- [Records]
------------------------------------------------------------------------

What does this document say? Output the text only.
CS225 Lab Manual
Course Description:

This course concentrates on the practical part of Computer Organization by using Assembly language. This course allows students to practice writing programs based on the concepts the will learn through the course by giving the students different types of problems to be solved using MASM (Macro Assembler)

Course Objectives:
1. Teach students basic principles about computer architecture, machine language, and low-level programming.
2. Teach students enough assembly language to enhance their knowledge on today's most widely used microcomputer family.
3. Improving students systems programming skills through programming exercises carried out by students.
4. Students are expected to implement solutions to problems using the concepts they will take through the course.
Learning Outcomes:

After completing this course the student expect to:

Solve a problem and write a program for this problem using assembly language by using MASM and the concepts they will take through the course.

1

------------------------------------------------------------------------

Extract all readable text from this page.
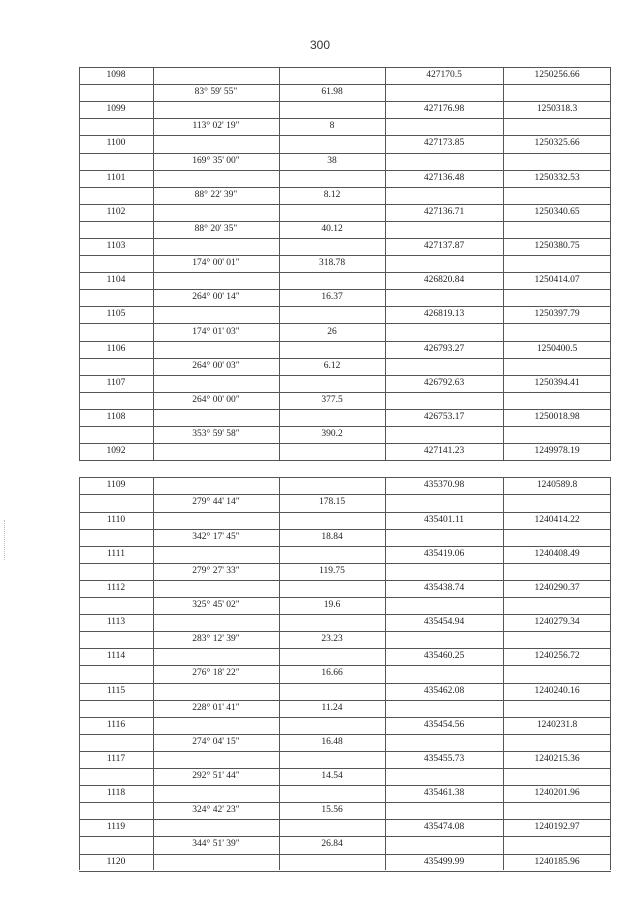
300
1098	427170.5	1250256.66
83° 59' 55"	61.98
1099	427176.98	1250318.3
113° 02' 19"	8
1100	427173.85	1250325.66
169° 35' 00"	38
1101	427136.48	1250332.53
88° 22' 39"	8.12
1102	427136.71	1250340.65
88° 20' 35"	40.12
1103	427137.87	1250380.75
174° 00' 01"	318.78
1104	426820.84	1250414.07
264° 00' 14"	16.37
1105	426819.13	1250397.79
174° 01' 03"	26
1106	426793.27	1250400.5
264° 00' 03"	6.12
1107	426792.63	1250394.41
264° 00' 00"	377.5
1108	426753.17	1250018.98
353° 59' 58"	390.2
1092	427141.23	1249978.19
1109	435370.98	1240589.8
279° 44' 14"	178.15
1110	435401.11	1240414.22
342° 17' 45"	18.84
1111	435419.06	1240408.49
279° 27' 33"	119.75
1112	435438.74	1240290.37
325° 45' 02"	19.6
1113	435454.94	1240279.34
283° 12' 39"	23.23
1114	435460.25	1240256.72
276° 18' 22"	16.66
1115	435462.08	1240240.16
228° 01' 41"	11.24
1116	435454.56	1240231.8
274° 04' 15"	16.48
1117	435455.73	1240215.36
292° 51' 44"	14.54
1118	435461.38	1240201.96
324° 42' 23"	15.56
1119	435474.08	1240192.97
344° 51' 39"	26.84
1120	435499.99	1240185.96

------------------------------------------------------------------------

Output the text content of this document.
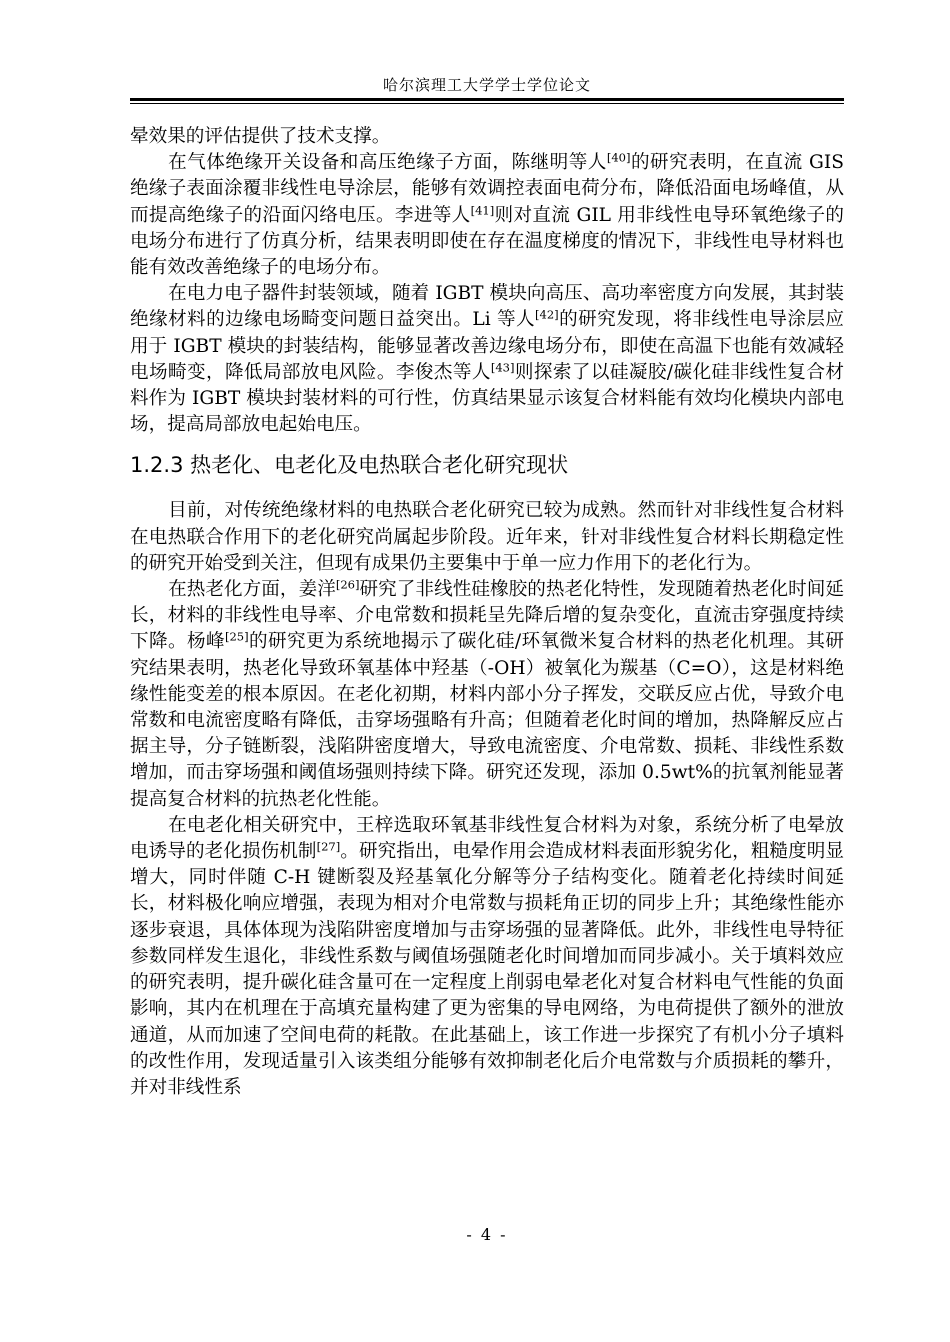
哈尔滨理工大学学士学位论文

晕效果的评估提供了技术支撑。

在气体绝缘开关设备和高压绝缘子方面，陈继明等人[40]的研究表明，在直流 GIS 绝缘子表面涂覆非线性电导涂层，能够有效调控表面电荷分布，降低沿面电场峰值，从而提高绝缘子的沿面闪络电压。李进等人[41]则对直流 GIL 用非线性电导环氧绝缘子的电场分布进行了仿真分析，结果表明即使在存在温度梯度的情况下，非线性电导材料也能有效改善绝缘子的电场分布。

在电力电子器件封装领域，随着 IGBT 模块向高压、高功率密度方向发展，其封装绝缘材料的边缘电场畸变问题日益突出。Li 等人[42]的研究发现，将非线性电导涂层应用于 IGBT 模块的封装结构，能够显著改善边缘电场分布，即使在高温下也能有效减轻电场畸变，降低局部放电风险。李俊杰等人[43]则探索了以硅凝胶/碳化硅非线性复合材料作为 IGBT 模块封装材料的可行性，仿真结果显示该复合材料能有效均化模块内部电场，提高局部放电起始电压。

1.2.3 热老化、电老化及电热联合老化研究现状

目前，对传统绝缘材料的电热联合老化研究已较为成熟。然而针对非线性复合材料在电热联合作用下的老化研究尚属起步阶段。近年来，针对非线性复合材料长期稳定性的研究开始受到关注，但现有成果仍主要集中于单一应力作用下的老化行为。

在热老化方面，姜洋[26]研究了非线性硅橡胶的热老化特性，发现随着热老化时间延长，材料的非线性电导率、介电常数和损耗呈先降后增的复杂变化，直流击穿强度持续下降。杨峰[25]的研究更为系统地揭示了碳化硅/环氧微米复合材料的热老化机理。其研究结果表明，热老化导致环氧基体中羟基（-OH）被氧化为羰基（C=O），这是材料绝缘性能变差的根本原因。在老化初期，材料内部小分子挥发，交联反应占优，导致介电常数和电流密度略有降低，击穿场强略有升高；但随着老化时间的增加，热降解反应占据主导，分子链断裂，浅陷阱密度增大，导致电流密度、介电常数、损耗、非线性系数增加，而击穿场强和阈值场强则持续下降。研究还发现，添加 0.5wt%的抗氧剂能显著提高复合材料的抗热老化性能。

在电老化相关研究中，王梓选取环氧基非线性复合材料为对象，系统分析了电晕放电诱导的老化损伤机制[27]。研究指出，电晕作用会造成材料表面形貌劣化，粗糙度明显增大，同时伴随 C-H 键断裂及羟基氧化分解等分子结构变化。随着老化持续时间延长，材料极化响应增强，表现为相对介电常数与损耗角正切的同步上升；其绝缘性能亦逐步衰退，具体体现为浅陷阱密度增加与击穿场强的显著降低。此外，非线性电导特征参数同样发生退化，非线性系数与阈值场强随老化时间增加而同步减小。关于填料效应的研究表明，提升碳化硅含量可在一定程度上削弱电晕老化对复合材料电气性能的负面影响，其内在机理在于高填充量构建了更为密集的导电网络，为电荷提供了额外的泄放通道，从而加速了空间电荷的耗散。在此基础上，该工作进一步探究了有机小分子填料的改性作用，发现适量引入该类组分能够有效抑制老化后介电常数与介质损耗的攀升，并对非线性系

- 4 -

------------------------------------------------------------------------

- [DESCRIPTION OF THE TASK] Report how many lines in the records above contain the word "text", giving only the number.

- [COMPLETE OUTPUT] 3